-- BEGIN --

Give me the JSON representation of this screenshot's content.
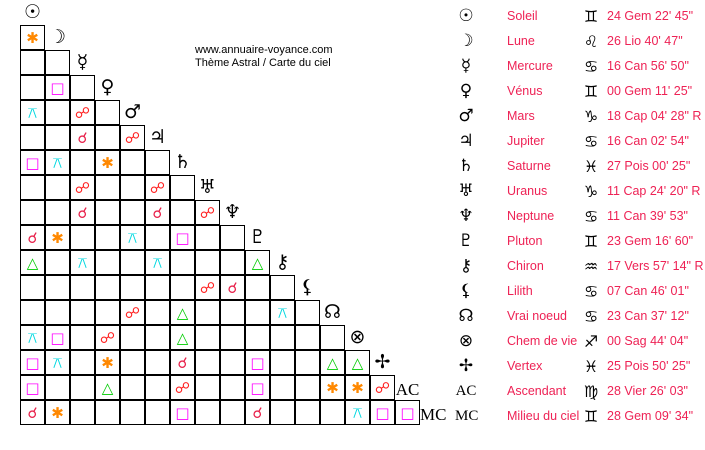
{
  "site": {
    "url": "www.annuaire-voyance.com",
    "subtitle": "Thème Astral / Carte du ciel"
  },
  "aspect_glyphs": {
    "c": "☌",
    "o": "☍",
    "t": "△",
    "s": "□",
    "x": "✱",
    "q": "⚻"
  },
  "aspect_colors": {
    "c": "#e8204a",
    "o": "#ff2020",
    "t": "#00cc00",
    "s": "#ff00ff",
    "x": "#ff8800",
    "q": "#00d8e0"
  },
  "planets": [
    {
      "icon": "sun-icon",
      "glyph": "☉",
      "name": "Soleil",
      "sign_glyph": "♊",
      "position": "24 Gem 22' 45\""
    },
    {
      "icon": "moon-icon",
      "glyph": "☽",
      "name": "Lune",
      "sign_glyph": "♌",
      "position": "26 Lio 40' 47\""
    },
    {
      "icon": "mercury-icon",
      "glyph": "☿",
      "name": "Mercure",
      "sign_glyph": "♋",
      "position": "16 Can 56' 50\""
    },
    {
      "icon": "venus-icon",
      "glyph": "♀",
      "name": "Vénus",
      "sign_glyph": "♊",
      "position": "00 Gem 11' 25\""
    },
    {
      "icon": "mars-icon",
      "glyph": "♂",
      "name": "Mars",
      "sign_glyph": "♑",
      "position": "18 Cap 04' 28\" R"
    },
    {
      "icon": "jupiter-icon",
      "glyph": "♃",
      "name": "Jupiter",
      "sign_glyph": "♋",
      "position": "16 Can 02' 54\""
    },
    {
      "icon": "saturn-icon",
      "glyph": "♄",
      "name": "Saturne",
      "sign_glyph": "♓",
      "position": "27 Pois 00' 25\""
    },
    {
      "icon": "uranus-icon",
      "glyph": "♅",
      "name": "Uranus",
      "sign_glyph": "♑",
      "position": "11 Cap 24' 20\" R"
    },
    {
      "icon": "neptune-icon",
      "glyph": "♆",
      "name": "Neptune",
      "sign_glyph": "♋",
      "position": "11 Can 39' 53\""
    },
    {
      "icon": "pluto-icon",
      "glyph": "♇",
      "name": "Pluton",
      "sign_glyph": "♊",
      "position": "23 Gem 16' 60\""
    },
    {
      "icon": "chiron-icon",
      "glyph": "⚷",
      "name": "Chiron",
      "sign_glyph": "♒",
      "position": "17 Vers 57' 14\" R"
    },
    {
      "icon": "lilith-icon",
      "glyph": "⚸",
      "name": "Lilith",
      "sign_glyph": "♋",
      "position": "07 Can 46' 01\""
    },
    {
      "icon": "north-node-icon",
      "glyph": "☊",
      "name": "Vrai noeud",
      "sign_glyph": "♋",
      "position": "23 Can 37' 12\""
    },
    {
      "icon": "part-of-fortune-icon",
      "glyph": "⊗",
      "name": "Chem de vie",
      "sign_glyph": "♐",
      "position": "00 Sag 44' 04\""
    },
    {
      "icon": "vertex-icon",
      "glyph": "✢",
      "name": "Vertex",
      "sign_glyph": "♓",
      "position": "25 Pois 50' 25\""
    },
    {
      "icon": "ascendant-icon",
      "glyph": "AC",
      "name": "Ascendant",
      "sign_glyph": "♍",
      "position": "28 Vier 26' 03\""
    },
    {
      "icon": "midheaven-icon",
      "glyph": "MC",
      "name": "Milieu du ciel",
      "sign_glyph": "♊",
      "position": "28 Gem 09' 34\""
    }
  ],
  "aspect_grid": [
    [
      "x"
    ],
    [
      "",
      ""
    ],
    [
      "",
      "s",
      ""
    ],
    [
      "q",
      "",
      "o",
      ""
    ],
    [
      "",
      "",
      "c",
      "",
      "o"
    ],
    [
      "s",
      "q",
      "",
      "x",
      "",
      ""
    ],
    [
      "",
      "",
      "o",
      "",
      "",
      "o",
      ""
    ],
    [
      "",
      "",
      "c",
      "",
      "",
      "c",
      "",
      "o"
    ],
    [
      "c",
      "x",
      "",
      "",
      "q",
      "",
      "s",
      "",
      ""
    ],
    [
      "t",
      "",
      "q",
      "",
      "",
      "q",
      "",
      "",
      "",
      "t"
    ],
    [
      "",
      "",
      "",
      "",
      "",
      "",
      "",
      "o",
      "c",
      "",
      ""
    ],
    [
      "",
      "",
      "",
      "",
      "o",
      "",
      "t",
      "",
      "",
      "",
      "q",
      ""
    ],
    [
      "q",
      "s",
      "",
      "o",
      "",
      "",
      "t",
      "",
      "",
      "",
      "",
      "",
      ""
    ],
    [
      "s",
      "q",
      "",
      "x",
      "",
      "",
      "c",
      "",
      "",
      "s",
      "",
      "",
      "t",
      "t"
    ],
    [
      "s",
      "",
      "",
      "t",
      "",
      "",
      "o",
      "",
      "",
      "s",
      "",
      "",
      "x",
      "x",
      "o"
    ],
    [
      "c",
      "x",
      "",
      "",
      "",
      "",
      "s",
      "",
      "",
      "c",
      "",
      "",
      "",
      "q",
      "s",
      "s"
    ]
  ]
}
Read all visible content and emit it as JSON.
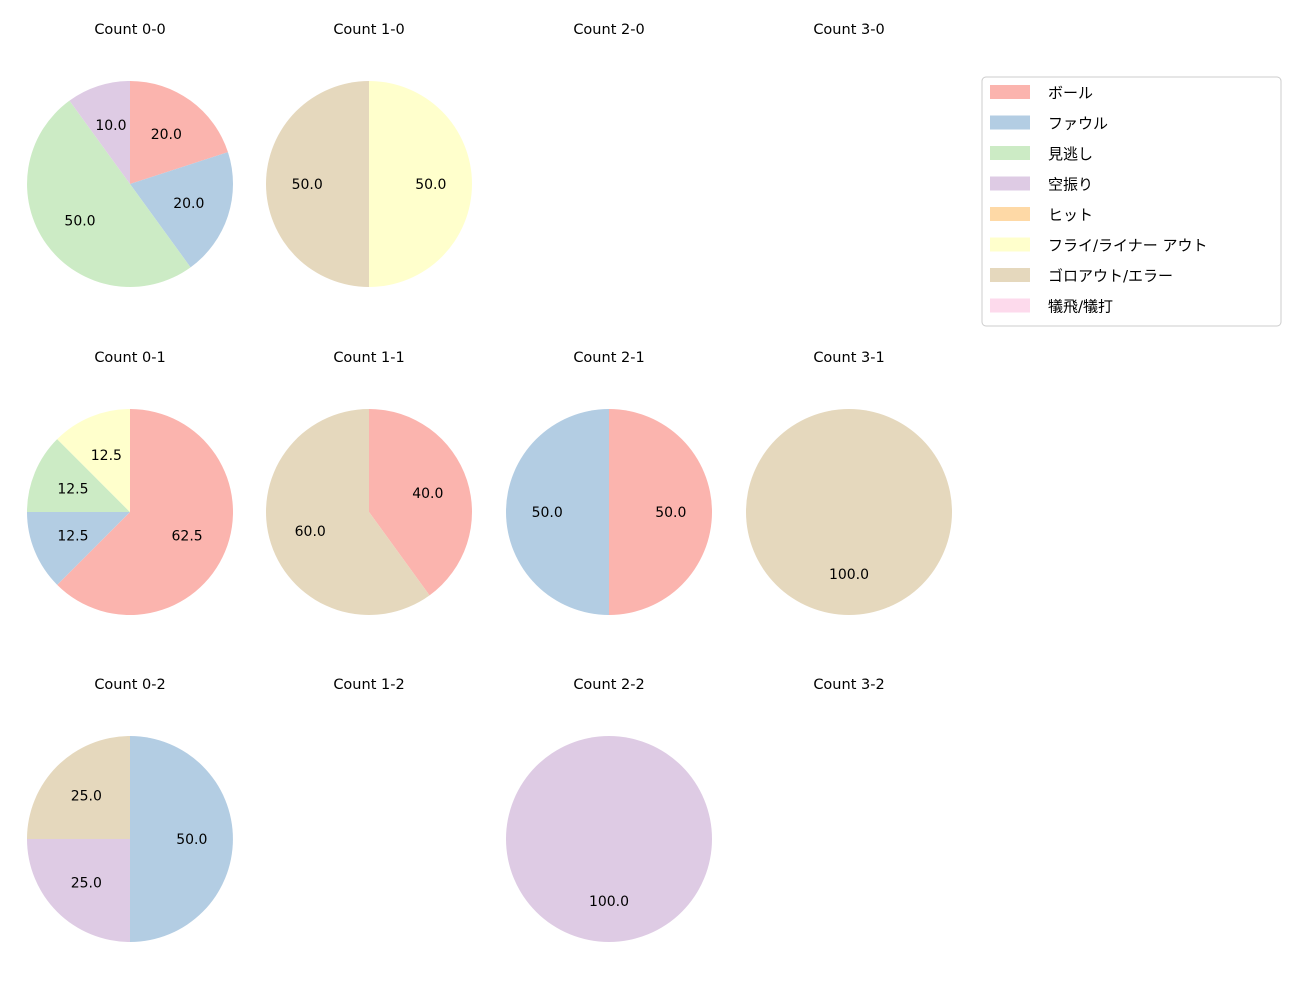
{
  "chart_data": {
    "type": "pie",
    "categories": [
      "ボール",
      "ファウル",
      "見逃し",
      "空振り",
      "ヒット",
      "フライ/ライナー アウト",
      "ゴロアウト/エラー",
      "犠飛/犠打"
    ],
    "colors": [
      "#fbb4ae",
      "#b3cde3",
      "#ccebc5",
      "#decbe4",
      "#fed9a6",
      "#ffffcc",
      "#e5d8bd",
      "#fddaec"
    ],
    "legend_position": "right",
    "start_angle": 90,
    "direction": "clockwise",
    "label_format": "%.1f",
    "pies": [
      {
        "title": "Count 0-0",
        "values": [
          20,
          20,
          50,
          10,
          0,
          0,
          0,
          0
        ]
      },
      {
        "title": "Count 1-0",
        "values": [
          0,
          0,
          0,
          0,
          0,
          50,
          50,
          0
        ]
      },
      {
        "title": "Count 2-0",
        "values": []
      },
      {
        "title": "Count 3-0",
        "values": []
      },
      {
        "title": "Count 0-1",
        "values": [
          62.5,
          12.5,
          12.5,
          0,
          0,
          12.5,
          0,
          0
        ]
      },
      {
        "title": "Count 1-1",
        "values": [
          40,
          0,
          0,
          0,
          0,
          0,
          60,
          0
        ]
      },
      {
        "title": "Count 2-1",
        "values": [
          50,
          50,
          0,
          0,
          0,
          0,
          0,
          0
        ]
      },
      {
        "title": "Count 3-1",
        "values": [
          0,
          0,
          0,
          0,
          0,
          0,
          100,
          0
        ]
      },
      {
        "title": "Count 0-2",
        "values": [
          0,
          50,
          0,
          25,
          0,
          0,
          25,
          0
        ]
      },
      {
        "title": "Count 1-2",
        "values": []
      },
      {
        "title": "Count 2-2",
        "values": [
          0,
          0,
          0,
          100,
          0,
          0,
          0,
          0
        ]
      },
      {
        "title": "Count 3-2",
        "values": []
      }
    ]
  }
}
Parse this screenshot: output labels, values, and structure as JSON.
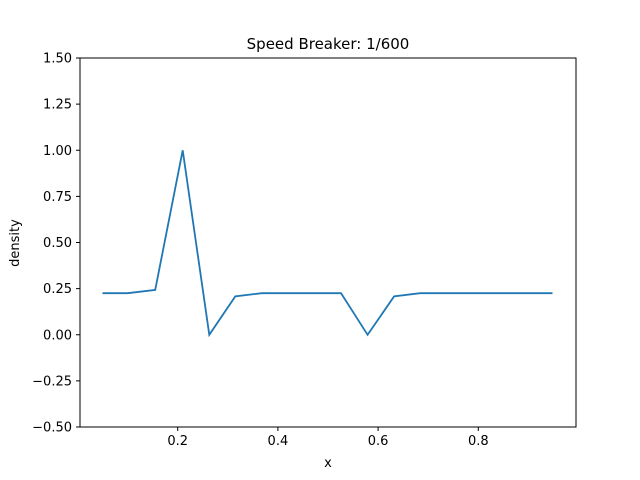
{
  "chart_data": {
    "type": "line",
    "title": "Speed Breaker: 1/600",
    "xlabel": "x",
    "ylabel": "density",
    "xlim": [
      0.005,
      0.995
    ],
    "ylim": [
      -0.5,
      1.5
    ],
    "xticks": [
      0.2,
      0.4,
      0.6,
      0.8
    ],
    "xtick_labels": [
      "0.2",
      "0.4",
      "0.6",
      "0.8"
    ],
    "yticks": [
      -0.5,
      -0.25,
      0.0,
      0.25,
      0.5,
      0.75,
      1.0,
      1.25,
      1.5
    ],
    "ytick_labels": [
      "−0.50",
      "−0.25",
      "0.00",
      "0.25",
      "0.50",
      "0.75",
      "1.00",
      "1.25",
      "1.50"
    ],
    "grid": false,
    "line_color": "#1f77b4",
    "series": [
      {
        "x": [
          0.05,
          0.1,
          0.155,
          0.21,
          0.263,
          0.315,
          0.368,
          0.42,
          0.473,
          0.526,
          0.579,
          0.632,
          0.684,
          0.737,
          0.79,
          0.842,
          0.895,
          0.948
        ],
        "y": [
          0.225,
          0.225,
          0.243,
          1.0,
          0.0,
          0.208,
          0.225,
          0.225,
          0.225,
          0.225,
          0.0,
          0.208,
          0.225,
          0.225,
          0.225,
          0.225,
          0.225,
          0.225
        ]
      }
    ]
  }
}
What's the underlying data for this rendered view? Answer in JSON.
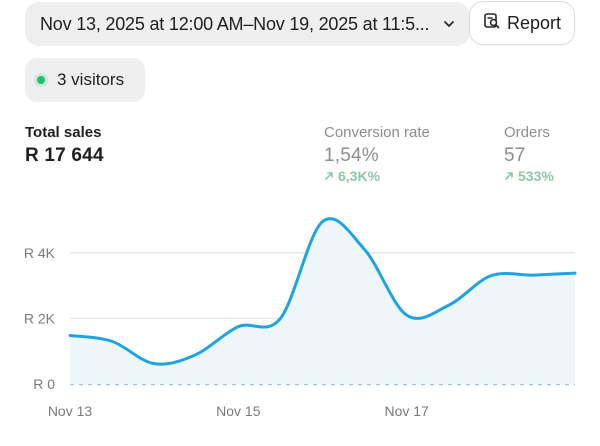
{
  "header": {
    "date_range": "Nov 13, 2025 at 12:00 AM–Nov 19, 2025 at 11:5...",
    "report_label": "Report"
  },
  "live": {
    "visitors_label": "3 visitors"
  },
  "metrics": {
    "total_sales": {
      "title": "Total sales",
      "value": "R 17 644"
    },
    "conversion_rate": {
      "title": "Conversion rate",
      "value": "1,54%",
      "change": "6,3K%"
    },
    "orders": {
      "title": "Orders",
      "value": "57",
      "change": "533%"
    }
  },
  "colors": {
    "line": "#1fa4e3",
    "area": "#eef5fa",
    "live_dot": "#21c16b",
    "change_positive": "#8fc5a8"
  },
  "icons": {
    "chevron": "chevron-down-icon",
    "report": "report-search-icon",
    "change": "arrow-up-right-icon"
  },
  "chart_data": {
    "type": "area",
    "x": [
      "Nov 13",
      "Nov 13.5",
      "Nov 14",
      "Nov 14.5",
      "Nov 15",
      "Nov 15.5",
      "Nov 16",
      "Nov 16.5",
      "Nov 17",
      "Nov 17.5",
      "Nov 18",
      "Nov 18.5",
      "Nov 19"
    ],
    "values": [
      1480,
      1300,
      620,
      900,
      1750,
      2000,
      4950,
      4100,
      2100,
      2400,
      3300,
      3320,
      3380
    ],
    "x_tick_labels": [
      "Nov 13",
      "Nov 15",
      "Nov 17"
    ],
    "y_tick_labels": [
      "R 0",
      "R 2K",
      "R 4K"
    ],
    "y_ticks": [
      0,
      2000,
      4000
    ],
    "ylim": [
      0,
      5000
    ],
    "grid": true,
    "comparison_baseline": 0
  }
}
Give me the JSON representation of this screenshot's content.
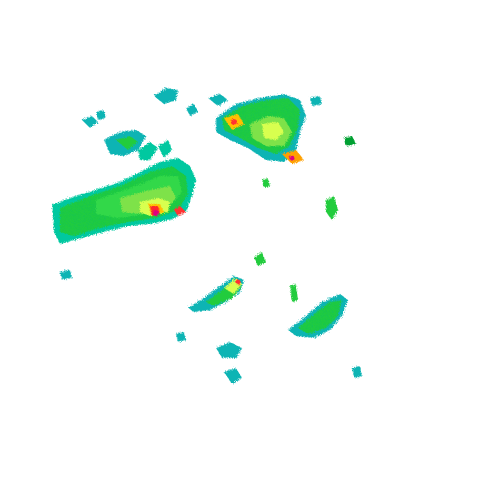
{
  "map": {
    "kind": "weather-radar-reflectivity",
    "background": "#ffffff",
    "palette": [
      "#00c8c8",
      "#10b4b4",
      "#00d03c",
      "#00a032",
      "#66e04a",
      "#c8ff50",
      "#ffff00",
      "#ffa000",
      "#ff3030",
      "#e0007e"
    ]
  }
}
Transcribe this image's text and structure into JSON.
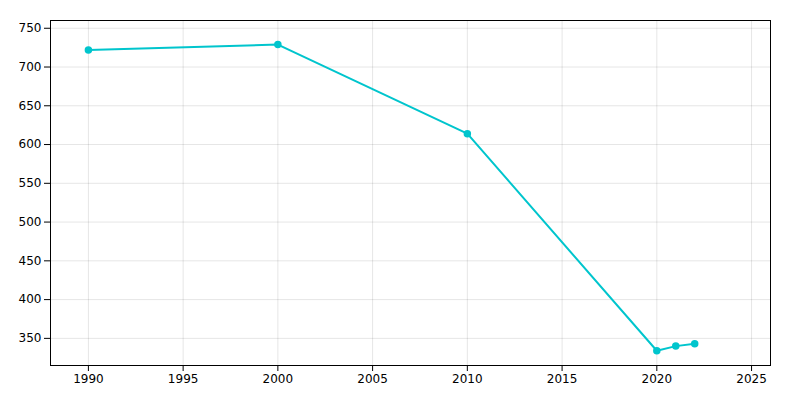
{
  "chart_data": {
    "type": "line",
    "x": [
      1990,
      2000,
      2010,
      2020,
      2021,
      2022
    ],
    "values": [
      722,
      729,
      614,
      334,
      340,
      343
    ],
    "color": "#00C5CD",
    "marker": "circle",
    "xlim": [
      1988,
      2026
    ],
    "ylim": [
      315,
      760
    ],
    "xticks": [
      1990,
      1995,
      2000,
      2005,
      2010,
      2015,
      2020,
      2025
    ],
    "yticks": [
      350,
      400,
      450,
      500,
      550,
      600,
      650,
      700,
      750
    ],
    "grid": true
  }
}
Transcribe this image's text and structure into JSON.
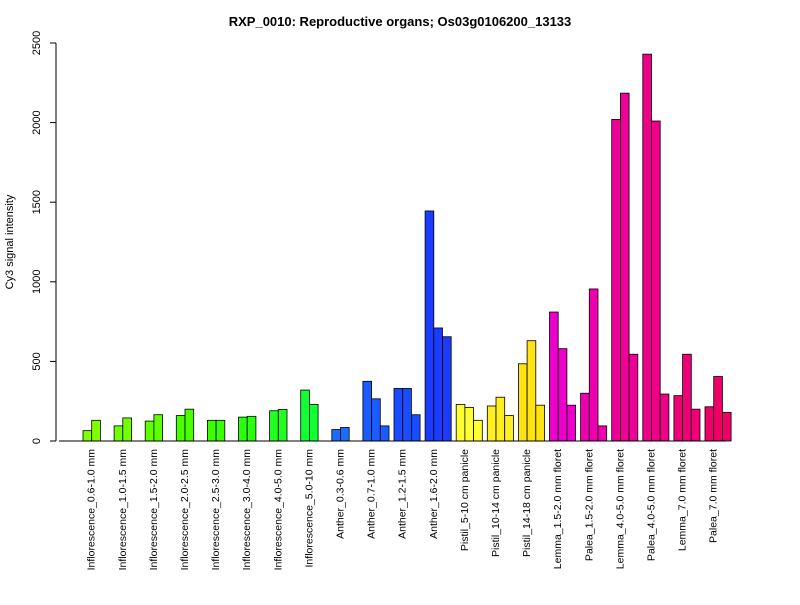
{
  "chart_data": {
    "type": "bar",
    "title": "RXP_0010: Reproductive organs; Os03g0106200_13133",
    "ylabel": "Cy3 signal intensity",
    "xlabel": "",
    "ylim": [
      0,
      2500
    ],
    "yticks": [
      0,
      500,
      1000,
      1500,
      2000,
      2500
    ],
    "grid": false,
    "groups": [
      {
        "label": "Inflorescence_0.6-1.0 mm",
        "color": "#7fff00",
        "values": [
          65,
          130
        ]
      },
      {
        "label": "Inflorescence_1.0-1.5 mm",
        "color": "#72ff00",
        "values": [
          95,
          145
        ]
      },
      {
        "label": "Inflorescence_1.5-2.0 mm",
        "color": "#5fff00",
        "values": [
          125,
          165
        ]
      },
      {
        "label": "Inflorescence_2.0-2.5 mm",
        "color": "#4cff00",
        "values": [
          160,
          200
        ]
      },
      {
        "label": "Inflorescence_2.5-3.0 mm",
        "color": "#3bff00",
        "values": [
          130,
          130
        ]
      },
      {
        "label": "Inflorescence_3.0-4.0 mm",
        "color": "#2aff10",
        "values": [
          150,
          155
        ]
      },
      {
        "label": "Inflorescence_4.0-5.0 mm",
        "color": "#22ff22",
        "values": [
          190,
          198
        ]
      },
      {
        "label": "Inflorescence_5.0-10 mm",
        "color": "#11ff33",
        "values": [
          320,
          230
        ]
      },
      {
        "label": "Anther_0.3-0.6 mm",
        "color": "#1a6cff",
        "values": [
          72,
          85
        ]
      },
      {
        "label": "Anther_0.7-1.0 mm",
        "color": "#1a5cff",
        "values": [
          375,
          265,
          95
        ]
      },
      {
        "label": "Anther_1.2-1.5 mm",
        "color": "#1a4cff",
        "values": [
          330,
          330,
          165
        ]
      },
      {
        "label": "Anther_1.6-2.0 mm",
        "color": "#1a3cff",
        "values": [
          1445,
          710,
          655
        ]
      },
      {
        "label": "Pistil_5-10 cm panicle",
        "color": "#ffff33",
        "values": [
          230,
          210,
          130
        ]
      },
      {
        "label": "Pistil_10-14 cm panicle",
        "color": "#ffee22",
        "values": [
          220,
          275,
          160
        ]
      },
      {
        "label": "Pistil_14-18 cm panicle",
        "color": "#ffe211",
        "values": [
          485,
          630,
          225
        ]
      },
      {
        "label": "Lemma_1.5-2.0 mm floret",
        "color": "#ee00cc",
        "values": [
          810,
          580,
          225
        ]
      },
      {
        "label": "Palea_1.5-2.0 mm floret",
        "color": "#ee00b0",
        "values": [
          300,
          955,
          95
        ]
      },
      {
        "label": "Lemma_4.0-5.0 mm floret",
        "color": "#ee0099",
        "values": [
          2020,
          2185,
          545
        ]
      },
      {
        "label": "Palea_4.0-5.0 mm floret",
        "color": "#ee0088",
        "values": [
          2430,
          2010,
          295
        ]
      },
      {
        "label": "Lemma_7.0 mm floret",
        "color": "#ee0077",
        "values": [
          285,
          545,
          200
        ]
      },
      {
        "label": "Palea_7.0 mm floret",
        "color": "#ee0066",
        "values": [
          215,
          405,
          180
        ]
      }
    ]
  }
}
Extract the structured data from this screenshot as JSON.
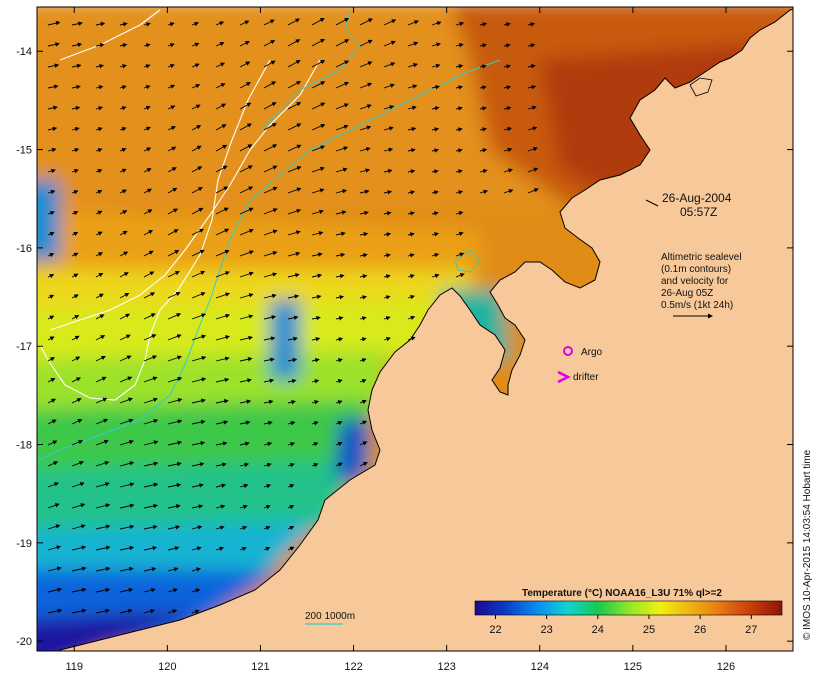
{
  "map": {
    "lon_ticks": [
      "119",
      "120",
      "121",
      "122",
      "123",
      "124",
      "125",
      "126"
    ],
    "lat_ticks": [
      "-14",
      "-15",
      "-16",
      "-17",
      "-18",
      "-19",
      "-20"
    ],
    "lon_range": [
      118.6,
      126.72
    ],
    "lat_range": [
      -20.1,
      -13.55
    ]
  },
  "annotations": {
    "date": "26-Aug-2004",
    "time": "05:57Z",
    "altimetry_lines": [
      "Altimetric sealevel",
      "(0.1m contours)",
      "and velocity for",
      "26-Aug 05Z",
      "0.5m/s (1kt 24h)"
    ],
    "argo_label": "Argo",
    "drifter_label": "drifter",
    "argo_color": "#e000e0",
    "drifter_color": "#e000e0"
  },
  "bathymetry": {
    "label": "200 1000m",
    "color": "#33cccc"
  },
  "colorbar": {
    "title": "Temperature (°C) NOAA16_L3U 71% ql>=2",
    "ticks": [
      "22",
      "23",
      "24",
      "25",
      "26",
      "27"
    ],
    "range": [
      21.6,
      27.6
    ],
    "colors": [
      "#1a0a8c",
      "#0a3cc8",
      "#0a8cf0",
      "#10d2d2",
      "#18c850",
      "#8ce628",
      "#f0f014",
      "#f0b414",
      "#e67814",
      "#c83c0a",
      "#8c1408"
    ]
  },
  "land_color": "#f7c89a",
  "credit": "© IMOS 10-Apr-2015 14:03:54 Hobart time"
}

-- END --

**Required work**
Search the listing above for the string "Pois". Copy every line that contains it.

**Exercise answer**
      "position": "27 Pois 00' 25\""
      "position": "25 Pois 50' 25\""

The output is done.